Concerned with losing credit because of the sectarian teaching the classroom, Merrill may have allowed the pendulum to stray too far into secularism. Even during the midst of the crisis, he began taking steps to increase professionalism among religious educators in the Church. To this end, he began inviting prominent scholars of other faiths to teach and lecture to the seminary and institute teachers during their summer sessions. Included among this number were Edgar Goodspeed Jr., William C. Graham, and John T. McNeil.116 Most of these men came from the University of Chicago, one of the more liberal schools in the nation, and taught some concepts that caused some concern among the Church hierarchy.117 During this time, Merrill also sent seminary men to be trained at the University of Chicago’s divinity school.118

Eventually, the liberal bearing of these professors began to affect Church teachers so much that in 1938, President J. Reuben Clark Jr. visited the teacher’s summer school and delivered the classic address “The Charted Course of the Church in Education,” which in many ways can be read as a stern rebuke of the rising secularism in Church education. Clark even threatened a return to Church colleges and academies if the trend didn’t reverse itself.119 When he returned from Europe, Merrill was also among the General Authorities who were called upon to bring the Church’s seminary teachers back onto more orthodox footings.120

The creep of secularism into Church education during Merrill’s tenure may be traced to his strong feelings that released time and the guarantee of credit were critical to the survival of seminary. In light of the seminary’s successful continuance today without the offer of credit, it must be asked, why did Merrill feel so strongly about the retention of seminary credit? There are several possible reasons why he developed this attitude. First, he had gone to great lengths in 1912 to ensure that students enrolled in seminary would receive credit for Bible study and defended it vigorously during the crisis. In addition, there were many indications that the allowance of seminary credit helped compel educators to support seminary. Writing to T. Edgar Lyon, a seminary teacher in Idaho in 1931, Merrill commented on this issue:

I am a little bit amused at the attitude of your high school principal in preferring that our courses of study remain just as they are. You did not give his reasons, but there is only one reason that I can imagine that he would have any right to have. This is the reason that some few other high school principals have expressed, namely, all the work that first year high school student does should be credit work. Now, since Church History and Doctrine does not receive credit from the high school, there are some principals who prefer that the students for the first year or two take some other than this subject. For this reason, nearly all of our seminaries will find it advisable to have one or more classes the coming year in either the Old or New Testament, in some cases in both.121

Finally, Merrill simply believed seminary would be too great a sacrifice without a promise of some school credit. In his report to the state board, he wrote: “But suppose credit be denied and released time be given. If this would not kill the seminary then it would certainly greatly aggravate the conditions the inspector complained of—overloading the student with work.”122 His desire to retain credit led him to make sacrifices that today seem contrary to the current LDS philosophy of education.

Was credit so vital that such compromises needed to be made? Merrill felt it was. In this judgment, he may have been misguided. When credit for seminary study was abolished in the 1970s, the Church feared a serious drop in seminary enrollments. When the move came, enrollments were not seriously affected, in large measure because of Church action taken to involve local authorities in recruitment and enrollment. In the long term, the move did not seem to have the kind of effect on enrollment that many had feared. From 1976 to 1980, enrollment in the Church’s seminary and institute programs saw a 4.65 percent increase, or a growth of 13,392 students.123 However, while enrollment remained stable, the long-lasting effect of the lack of credit on class discipline, scholasticism, and engagement can perhaps never be measured.

AIM OF THE EXERCISE>
Reproduce the passage on seminary credit from "Was credit so" up to and including "never be measured.", changing "misguided" to "mistaken". The stored data that comes next is separate material and is not part of the passage on seminary credit.

(Stored records)
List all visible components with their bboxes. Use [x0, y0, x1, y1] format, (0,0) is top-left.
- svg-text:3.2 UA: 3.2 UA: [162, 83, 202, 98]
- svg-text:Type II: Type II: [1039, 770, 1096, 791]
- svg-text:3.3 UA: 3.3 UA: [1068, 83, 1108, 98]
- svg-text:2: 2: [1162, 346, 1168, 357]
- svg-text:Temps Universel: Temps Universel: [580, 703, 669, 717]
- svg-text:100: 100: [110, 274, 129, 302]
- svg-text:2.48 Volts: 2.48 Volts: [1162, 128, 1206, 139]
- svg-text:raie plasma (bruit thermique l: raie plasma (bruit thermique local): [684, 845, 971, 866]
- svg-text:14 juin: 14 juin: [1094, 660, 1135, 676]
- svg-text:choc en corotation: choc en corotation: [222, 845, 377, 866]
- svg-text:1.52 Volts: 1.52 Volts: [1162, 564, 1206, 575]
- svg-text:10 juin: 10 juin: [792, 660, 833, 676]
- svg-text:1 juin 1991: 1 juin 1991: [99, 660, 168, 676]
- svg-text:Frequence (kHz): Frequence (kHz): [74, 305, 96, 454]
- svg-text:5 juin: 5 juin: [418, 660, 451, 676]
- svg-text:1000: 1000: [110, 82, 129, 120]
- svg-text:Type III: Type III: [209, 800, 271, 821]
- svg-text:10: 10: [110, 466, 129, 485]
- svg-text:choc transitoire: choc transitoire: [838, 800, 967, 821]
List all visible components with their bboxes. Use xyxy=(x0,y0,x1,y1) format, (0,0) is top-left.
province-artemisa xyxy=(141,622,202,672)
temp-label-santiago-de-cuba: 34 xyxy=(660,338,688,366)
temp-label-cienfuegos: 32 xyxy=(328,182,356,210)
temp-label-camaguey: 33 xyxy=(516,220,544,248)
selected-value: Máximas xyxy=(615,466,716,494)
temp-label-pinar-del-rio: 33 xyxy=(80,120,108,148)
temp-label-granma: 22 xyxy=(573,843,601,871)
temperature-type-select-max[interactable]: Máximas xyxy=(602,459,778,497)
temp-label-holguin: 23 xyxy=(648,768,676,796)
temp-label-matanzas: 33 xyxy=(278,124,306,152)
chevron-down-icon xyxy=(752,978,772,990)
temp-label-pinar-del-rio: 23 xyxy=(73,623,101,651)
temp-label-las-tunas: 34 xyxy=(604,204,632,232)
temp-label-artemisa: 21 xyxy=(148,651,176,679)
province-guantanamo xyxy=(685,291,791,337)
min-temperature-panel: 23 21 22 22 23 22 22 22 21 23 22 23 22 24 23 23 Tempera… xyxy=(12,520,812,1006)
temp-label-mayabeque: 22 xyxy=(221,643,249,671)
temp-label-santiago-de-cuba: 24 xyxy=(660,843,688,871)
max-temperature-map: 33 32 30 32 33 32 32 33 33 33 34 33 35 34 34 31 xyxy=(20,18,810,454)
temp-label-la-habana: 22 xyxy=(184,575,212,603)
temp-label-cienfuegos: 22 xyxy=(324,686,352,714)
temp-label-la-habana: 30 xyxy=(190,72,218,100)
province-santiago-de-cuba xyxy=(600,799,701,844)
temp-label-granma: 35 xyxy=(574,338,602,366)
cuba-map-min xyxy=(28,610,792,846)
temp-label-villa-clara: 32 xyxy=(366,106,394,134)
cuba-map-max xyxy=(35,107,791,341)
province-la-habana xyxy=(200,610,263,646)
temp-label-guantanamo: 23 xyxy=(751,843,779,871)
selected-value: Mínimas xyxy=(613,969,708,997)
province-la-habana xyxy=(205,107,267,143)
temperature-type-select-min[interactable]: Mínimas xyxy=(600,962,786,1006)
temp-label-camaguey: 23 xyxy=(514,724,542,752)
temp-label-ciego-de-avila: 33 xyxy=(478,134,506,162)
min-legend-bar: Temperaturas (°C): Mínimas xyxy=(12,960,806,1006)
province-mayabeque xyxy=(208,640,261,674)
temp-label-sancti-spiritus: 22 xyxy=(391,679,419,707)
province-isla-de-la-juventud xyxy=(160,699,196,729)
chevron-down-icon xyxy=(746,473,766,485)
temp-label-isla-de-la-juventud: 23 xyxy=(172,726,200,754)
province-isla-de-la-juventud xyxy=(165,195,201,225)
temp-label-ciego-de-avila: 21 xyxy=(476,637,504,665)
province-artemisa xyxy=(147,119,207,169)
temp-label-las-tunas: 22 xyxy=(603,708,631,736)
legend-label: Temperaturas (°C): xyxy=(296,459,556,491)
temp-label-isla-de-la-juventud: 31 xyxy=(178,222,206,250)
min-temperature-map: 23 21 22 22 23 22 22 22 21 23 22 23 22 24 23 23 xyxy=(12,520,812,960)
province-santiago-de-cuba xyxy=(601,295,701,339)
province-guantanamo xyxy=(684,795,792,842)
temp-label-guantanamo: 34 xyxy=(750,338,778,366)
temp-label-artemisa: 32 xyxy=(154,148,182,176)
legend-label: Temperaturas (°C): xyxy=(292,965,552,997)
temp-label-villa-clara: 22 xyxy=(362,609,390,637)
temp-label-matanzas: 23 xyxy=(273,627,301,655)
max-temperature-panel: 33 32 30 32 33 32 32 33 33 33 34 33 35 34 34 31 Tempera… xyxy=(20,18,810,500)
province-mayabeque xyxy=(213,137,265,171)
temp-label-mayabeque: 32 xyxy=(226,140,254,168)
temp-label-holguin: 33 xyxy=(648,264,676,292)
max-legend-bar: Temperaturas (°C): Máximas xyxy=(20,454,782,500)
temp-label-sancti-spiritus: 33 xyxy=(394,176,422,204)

RESPONSE TO THE EXERCISE>
Was credit so vital that such compromises needed to be made? Merrill felt it was. In this judgment, he may have been mistaken. When credit for seminary study was abolished in the 1970s, the Church feared a serious drop in seminary enrollments. When the move came, enrollments were not seriously affected, in large measure because of Church action taken to involve local authorities in recruitment and enrollment. In the long term, the move did not seem to have the kind of effect on enrollment that many had feared. From 1976 to 1980, enrollment in the Church’s seminary and institute programs saw a 4.65 percent increase, or a growth of 13,392 students.123 However, while enrollment remained stable, the long-lasting effect of the lack of credit on class discipline, scholasticism, and engagement can perhaps never be measured.